Look through the material below. Copy each line that contains the string "false".

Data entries
════════

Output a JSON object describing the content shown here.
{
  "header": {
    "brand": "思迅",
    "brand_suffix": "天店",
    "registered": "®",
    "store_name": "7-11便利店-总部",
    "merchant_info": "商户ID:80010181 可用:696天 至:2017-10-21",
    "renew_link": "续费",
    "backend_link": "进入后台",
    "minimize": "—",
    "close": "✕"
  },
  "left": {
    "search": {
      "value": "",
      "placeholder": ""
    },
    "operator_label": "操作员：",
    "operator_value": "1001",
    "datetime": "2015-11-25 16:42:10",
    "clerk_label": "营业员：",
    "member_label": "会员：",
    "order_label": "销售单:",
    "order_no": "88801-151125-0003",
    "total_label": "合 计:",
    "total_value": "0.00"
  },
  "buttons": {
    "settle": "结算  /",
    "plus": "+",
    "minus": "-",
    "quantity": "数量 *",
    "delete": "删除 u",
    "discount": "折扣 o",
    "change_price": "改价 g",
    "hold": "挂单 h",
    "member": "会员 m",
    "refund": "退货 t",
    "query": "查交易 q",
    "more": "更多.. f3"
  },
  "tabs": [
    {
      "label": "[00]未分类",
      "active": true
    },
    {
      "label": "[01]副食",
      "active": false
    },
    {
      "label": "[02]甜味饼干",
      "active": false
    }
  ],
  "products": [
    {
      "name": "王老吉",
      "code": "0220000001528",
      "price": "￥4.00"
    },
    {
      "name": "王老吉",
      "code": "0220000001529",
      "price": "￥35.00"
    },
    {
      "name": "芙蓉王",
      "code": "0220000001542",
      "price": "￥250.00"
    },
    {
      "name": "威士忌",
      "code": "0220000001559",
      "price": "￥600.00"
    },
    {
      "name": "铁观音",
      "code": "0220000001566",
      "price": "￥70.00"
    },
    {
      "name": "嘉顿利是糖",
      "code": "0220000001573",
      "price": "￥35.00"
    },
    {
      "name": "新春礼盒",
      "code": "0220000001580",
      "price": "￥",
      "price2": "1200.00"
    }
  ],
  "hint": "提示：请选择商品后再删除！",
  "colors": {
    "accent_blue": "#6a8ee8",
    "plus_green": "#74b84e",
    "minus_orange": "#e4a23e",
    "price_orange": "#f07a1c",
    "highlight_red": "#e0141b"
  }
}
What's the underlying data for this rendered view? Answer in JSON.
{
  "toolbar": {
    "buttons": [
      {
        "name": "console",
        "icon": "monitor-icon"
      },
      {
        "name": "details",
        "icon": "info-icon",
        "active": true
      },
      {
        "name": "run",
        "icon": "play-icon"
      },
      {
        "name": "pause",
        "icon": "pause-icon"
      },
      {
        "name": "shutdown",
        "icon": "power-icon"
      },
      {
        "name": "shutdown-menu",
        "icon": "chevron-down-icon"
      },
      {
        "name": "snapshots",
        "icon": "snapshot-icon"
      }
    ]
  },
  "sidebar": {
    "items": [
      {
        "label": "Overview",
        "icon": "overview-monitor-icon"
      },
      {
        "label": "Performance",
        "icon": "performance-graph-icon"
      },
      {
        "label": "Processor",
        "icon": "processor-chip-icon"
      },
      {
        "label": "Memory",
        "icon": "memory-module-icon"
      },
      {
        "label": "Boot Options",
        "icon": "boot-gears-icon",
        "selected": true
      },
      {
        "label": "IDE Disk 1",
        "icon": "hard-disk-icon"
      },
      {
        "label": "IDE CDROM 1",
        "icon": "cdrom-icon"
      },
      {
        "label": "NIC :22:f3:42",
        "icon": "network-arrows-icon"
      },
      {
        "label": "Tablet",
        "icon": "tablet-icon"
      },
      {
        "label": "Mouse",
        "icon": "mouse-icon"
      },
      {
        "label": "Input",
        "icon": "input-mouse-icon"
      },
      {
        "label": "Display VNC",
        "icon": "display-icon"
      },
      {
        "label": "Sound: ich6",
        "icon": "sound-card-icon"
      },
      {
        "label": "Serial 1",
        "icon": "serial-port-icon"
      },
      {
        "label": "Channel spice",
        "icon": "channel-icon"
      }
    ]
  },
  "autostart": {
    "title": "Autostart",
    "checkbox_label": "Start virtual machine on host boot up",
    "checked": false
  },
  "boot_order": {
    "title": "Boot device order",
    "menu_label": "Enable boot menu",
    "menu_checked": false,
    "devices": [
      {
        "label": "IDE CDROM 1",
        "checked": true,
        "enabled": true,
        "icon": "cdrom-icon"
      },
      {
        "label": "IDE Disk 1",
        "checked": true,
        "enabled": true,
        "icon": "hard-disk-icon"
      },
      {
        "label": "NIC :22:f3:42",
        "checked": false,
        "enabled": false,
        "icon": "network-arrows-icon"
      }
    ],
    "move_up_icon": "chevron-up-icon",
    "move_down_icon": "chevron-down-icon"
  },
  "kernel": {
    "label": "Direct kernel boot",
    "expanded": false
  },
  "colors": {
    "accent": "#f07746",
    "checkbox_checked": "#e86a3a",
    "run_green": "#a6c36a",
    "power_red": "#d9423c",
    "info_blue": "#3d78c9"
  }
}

════════

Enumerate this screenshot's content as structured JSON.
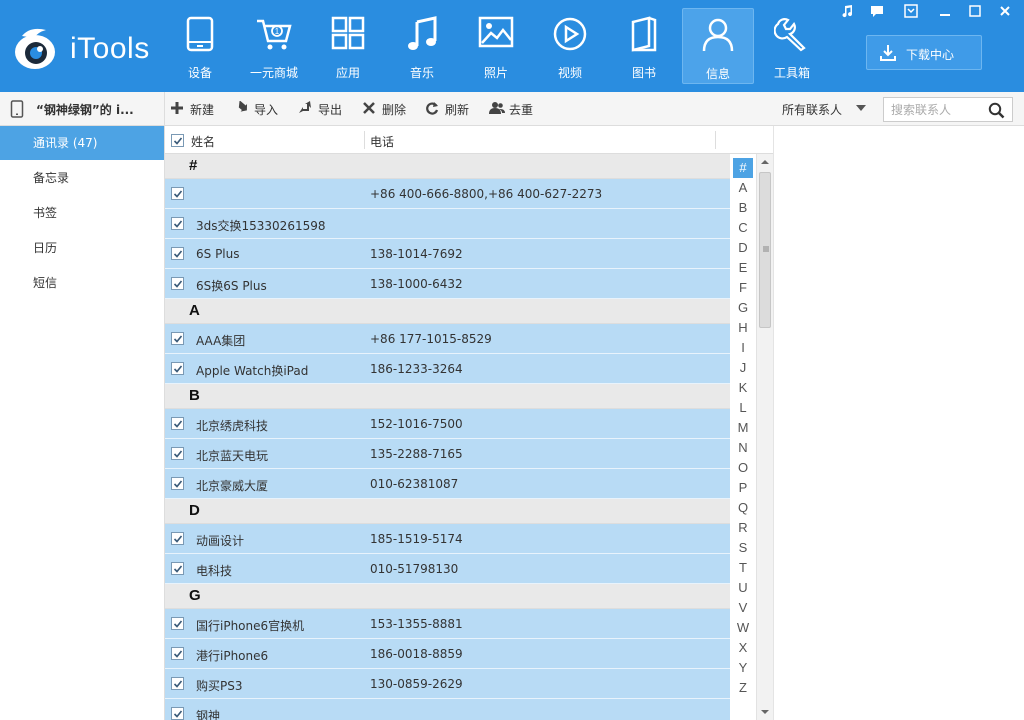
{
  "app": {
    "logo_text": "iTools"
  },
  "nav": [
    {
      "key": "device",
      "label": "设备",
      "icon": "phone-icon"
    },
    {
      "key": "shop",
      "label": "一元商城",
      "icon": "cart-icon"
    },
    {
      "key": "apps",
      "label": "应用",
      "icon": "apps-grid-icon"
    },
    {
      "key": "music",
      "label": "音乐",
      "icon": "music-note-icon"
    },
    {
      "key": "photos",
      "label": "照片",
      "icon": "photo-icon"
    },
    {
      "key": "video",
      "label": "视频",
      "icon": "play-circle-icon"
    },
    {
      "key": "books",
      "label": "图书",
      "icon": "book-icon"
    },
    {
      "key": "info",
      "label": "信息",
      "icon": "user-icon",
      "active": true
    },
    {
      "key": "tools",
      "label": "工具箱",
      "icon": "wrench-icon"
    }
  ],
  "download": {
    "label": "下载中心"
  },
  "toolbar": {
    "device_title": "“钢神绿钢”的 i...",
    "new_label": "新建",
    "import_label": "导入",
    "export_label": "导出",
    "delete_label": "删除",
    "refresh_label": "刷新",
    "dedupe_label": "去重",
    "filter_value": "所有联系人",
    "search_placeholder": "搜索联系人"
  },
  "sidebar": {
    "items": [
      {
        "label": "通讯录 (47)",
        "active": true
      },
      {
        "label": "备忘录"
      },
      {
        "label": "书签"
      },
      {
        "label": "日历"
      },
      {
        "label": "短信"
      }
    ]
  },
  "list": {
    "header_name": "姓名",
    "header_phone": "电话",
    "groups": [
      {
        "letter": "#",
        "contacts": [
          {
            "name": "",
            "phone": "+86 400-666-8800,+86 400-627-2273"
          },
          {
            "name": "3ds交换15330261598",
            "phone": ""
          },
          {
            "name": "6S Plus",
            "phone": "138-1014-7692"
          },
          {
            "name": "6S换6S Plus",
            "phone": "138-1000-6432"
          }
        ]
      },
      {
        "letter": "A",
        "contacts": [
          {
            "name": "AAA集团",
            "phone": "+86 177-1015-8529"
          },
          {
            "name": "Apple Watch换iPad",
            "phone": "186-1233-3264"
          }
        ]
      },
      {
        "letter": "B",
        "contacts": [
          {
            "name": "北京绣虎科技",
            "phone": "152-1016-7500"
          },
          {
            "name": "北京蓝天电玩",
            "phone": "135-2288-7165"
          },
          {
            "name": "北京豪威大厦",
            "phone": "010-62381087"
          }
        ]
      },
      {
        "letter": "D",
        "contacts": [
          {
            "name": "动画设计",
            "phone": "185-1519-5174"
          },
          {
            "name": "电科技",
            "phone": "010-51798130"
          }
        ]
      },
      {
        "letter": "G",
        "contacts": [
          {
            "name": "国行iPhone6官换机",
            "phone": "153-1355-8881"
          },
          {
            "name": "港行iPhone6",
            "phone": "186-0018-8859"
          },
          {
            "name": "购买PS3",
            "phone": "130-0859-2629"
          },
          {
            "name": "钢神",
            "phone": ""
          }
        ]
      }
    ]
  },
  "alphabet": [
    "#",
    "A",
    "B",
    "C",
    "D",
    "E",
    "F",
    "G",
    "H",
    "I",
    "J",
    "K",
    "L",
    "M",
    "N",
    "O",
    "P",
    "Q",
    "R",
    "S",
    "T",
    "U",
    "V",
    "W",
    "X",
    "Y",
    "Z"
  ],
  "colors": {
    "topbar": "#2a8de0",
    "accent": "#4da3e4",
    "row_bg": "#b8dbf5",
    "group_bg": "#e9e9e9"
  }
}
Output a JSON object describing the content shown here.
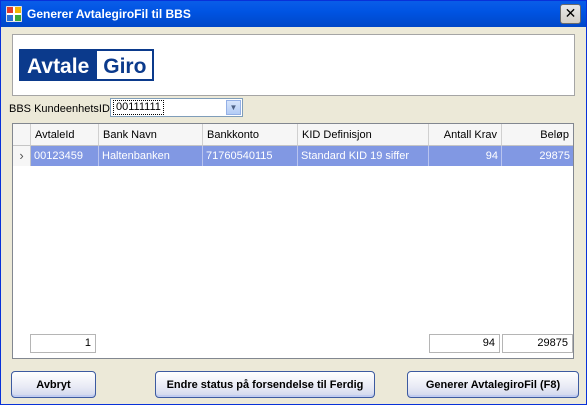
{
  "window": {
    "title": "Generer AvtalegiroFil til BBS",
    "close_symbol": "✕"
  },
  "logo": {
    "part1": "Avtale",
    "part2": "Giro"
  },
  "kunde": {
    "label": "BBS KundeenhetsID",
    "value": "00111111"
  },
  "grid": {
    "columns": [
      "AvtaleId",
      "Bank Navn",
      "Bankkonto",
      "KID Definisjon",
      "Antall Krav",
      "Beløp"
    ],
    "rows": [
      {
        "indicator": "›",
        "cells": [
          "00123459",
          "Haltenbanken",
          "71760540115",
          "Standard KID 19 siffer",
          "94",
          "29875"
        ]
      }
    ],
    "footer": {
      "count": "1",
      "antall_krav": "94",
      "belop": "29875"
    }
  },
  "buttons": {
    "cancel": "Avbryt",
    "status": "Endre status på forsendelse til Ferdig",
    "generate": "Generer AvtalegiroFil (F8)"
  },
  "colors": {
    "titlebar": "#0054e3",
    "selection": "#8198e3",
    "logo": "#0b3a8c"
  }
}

════════

▶ _Problem solution_
      "active": false
      "active": false
    "checked": false
    "menu_checked": false,
        "checked": false,
        "enabled": false,
    "expanded": false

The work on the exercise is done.